__Instructions to follow__. In the data that follows, count the lines in which the word "capital" occurs, and report that figure alone.

Dataset items:
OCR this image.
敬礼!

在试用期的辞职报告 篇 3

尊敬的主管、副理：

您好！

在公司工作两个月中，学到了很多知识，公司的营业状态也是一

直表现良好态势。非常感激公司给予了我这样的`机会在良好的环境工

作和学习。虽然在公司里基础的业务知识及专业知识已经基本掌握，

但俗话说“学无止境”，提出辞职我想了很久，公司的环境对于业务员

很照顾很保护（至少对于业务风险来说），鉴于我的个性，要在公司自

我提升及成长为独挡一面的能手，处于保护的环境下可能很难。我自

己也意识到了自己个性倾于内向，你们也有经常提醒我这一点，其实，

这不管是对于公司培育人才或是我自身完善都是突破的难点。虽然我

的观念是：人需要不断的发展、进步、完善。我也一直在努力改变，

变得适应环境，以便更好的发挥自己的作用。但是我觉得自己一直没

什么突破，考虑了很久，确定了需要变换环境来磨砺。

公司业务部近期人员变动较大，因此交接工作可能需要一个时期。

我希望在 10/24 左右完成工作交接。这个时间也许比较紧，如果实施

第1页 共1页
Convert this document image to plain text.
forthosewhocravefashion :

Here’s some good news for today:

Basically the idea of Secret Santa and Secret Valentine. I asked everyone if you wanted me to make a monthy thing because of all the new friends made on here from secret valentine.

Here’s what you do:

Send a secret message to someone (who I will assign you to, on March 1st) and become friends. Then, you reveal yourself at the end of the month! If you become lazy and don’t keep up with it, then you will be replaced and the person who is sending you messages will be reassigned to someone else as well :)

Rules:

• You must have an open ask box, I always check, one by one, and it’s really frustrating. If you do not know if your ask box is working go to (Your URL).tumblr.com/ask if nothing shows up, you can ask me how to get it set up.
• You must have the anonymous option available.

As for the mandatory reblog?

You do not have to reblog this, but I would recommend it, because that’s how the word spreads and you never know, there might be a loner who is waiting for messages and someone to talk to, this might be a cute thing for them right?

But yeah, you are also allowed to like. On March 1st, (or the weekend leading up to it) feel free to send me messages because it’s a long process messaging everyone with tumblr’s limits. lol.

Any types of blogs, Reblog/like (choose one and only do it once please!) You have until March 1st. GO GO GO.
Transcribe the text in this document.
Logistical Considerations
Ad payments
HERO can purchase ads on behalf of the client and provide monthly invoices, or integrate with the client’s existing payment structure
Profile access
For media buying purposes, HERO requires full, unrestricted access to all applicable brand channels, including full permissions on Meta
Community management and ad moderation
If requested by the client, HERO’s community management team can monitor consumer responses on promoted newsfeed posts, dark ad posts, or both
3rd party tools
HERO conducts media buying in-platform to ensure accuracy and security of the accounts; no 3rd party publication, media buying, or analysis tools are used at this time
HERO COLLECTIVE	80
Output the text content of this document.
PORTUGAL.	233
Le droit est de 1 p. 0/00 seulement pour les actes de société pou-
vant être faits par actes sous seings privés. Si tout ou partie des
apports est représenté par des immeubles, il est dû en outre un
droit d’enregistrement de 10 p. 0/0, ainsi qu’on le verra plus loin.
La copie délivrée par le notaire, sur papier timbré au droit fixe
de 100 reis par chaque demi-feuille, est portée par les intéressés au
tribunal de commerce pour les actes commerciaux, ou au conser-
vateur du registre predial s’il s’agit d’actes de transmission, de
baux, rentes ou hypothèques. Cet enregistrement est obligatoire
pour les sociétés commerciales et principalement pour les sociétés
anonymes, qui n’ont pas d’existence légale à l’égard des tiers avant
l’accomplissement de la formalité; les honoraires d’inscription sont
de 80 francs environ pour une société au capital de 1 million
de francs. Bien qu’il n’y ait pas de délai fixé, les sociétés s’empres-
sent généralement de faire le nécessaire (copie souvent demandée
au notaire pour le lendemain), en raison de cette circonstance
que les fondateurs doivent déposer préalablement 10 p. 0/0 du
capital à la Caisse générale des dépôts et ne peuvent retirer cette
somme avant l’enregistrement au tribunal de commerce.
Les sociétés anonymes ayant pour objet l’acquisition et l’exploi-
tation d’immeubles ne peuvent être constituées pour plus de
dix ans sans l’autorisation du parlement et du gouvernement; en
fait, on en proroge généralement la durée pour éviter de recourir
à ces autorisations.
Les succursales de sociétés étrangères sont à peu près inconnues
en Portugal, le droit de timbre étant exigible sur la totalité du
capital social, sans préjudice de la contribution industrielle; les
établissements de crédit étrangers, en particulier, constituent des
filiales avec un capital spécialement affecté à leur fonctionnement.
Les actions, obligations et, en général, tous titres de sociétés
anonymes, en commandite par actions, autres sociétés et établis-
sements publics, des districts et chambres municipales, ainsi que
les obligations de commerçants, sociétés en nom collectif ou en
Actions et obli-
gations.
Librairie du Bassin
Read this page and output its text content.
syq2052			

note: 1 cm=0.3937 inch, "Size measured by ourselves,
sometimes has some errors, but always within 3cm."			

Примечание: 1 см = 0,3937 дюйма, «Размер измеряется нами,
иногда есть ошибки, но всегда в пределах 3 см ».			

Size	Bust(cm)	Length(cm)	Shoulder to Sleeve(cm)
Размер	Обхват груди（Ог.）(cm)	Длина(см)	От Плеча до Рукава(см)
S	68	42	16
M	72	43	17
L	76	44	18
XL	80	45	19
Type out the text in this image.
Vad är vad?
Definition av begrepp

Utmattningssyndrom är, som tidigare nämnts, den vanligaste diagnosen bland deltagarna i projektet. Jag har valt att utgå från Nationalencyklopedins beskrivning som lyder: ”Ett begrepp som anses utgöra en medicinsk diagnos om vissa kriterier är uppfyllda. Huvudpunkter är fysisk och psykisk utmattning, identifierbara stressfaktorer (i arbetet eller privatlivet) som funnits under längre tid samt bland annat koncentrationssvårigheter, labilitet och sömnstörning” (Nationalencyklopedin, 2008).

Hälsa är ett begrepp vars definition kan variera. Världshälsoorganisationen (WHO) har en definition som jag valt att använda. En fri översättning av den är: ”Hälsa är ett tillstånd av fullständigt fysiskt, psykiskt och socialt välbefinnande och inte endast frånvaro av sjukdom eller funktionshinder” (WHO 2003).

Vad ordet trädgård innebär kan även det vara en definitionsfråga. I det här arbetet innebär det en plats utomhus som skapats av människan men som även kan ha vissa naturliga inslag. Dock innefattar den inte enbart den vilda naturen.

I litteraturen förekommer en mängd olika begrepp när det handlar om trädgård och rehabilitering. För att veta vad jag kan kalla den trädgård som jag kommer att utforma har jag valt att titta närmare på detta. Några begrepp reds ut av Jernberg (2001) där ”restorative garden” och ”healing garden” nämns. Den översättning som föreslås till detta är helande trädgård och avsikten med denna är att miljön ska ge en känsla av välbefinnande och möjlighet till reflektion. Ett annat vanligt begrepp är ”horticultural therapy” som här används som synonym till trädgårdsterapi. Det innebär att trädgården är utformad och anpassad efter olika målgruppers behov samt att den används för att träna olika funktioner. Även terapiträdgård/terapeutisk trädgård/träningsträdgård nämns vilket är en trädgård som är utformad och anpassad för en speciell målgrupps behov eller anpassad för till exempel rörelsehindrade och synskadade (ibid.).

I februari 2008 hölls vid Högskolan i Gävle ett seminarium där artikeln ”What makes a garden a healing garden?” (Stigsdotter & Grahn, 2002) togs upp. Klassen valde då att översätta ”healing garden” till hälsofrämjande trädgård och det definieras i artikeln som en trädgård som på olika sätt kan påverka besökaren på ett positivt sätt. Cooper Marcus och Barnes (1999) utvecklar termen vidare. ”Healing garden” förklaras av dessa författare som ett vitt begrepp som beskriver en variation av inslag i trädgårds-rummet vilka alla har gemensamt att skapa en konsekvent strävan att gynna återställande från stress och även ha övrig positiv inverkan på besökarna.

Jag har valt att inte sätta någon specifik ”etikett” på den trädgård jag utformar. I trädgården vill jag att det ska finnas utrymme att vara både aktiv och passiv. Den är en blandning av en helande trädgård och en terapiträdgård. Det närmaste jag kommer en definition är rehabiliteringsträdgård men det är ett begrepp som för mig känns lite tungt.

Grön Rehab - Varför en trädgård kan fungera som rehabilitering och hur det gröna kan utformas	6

__Finished task__. 4